Written problem:
Copy out all the data, word for word.

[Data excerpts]
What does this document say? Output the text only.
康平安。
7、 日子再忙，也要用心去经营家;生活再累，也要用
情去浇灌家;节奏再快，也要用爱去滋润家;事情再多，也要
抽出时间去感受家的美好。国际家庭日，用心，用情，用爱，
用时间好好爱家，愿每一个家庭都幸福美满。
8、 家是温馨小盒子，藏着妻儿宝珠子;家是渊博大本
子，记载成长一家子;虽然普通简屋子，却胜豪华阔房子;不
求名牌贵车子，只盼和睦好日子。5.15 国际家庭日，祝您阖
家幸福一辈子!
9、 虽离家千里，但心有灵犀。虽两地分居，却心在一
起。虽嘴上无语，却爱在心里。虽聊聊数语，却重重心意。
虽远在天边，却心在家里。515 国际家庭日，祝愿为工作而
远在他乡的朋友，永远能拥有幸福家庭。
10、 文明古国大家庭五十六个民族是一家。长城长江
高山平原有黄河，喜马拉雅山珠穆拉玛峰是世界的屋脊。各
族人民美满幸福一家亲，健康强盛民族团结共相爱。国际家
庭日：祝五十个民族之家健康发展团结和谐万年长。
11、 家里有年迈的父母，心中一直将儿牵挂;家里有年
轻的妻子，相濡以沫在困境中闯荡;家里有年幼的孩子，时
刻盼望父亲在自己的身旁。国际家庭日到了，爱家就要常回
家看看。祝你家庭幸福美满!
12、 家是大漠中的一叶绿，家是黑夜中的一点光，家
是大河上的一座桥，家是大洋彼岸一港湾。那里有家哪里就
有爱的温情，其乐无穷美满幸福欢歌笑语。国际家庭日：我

Solution for this task:
What does this document say? Output the text only.
康平安。
7、 日子再忙，也要用心去经营家;生活再累，也要用
情去浇灌家;节奏再快，也要用爱去滋润家;事情再多，也要
抽出时间去感受家的美好。国际家庭日，用心，用情，用爱，
用时间好好爱家，愿每一个家庭都幸福美满。
8、 家是温馨小盒子，藏着妻儿宝珠子;家是渊博大本
子，记载成长一家子;虽然普通简屋子，却胜豪华阔房子;不
求名牌贵车子，只盼和睦好日子。5.15 国际家庭日，祝您阖
家幸福一辈子!
9、 虽离家千里，但心有灵犀。虽两地分居，却心在一
起。虽嘴上无语，却爱在心里。虽聊聊数语，却重重心意。
虽远在天边，却心在家里。515 国际家庭日，祝愿为工作而
远在他乡的朋友，永远能拥有幸福家庭。
10、 文明古国大家庭五十六个民族是一家。长城长江
高山平原有黄河，喜马拉雅山珠穆拉玛峰是世界的屋脊。各
族人民美满幸福一家亲，健康强盛民族团结共相爱。国际家
庭日：祝五十个民族之家健康发展团结和谐万年长。
11、 家里有年迈的父母，心中一直将儿牵挂;家里有年
轻的妻子，相濡以沫在困境中闯荡;家里有年幼的孩子，时
刻盼望父亲在自己的身旁。国际家庭日到了，爱家就要常回
家看看。祝你家庭幸福美满!
12、 家是大漠中的一叶绿，家是黑夜中的一点光，家
是大河上的一座桥，家是大洋彼岸一港湾。那里有家哪里就
有爱的温情，其乐无穷美满幸福欢歌笑语。国际家庭日：我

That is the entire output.